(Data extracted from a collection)

>>>>

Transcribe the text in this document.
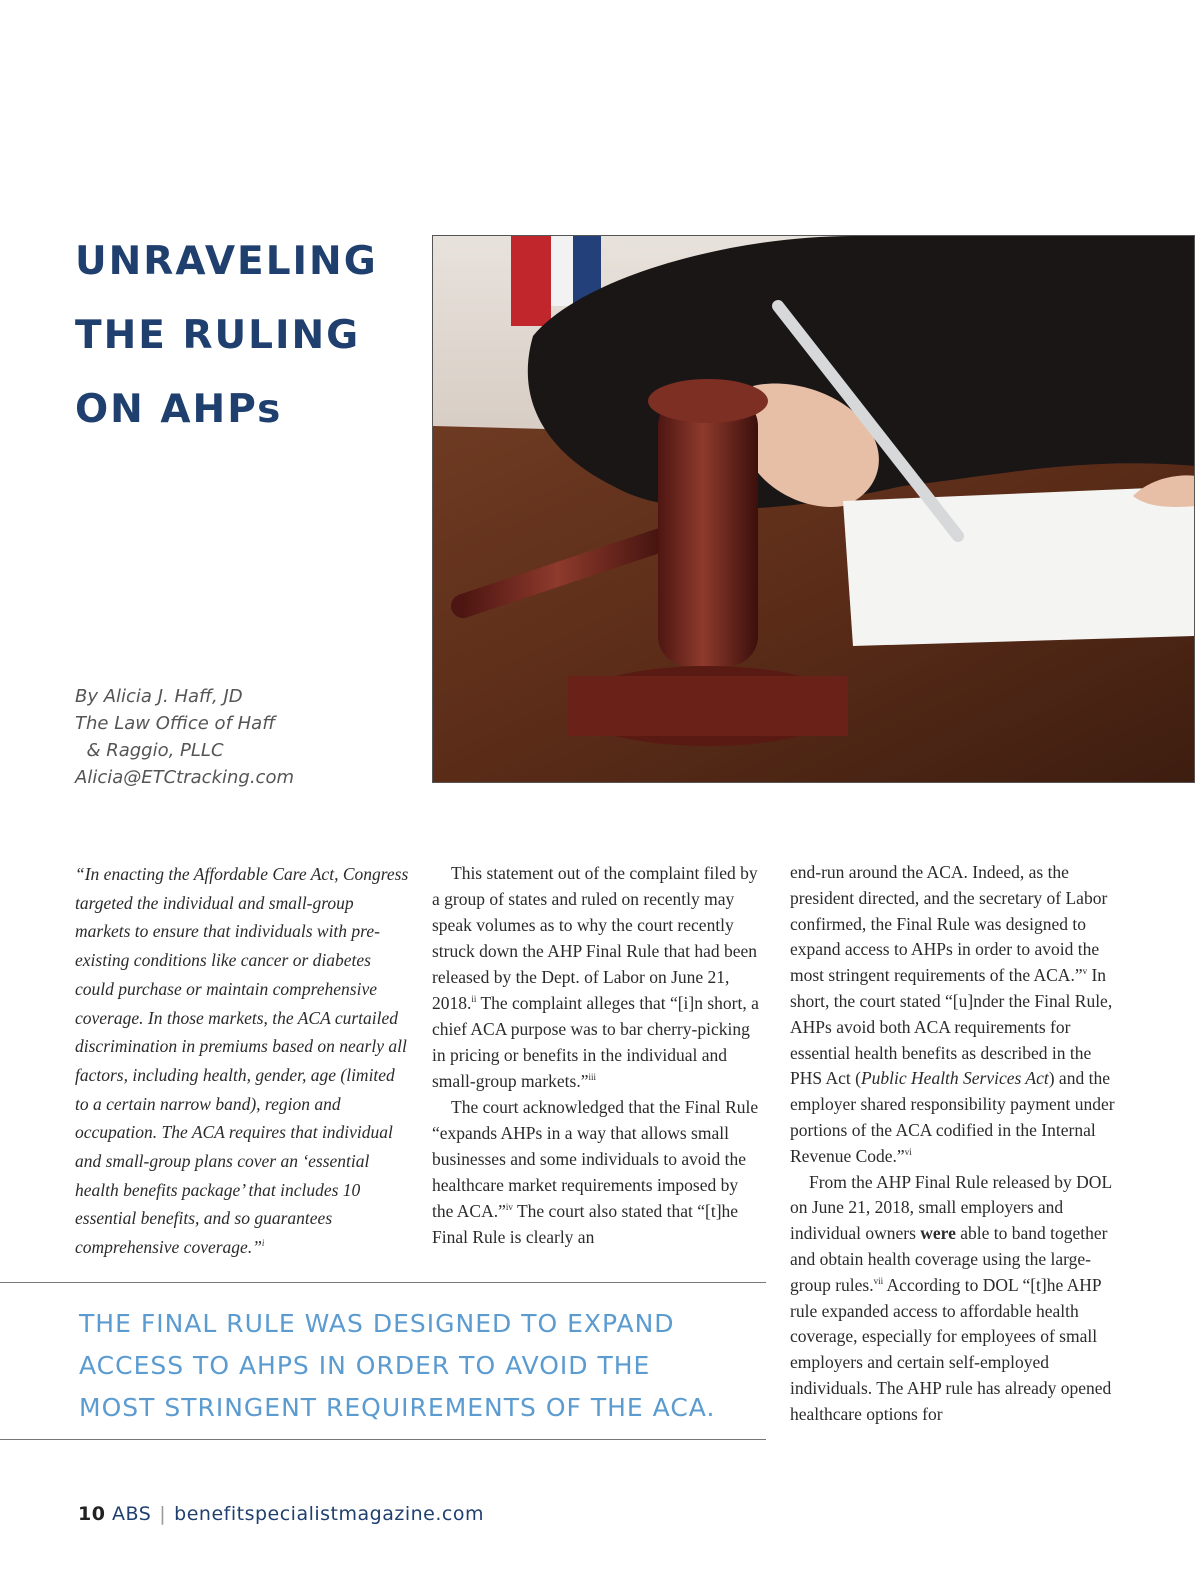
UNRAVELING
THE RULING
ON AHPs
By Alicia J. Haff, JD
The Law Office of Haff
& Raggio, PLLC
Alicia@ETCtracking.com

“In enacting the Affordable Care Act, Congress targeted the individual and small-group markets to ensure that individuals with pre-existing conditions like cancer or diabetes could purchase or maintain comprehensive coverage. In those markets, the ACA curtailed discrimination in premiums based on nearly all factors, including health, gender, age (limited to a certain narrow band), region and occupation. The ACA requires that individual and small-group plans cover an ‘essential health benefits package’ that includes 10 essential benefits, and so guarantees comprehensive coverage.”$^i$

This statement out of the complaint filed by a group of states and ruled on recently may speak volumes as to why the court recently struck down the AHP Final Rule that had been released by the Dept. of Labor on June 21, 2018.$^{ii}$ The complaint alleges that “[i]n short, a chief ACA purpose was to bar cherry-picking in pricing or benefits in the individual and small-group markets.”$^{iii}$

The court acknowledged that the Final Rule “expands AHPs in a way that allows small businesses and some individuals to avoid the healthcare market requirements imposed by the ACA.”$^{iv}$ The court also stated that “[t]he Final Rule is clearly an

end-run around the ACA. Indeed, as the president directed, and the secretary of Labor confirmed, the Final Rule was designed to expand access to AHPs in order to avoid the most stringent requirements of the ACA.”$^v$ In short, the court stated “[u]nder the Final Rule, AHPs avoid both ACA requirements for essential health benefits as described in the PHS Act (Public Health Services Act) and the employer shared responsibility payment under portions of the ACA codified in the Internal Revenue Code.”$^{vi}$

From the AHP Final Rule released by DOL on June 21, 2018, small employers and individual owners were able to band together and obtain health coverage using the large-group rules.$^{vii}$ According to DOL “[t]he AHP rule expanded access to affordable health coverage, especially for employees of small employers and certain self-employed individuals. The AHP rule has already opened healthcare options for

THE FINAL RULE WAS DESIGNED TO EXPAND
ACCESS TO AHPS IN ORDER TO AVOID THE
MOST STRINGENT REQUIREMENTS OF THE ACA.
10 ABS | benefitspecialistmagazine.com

<<<<

Exercise instructions: Repeat each record exactly, with the pictures left out.

Output of the exercise:
Transcribe the text in this document.
UNRAVELING
THE RULING
ON AHPs
By Alicia J. Haff, JD
The Law Office of Haff
& Raggio, PLLC
Alicia@ETCtracking.com

“In enacting the Affordable Care Act, Congress targeted the individual and small-group markets to ensure that individuals with pre-existing conditions like cancer or diabetes could purchase or maintain comprehensive coverage. In those markets, the ACA curtailed discrimination in premiums based on nearly all factors, including health, gender, age (limited to a certain narrow band), region and occupation. The ACA requires that individual and small-group plans cover an ‘essential health benefits package’ that includes 10 essential benefits, and so guarantees comprehensive coverage.”$^i$

This statement out of the complaint filed by a group of states and ruled on recently may speak volumes as to why the court recently struck down the AHP Final Rule that had been released by the Dept. of Labor on June 21, 2018.$^{ii}$ The complaint alleges that “[i]n short, a chief ACA purpose was to bar cherry-picking in pricing or benefits in the individual and small-group markets.”$^{iii}$

The court acknowledged that the Final Rule “expands AHPs in a way that allows small businesses and some individuals to avoid the healthcare market requirements imposed by the ACA.”$^{iv}$ The court also stated that “[t]he Final Rule is clearly an

end-run around the ACA. Indeed, as the president directed, and the secretary of Labor confirmed, the Final Rule was designed to expand access to AHPs in order to avoid the most stringent requirements of the ACA.”$^v$ In short, the court stated “[u]nder the Final Rule, AHPs avoid both ACA requirements for essential health benefits as described in the PHS Act (Public Health Services Act) and the employer shared responsibility payment under portions of the ACA codified in the Internal Revenue Code.”$^{vi}$

From the AHP Final Rule released by DOL on June 21, 2018, small employers and individual owners were able to band together and obtain health coverage using the large-group rules.$^{vii}$ According to DOL “[t]he AHP rule expanded access to affordable health coverage, especially for employees of small employers and certain self-employed individuals. The AHP rule has already opened healthcare options for

THE FINAL RULE WAS DESIGNED TO EXPAND
ACCESS TO AHPS IN ORDER TO AVOID THE
MOST STRINGENT REQUIREMENTS OF THE ACA.
10 ABS | benefitspecialistmagazine.com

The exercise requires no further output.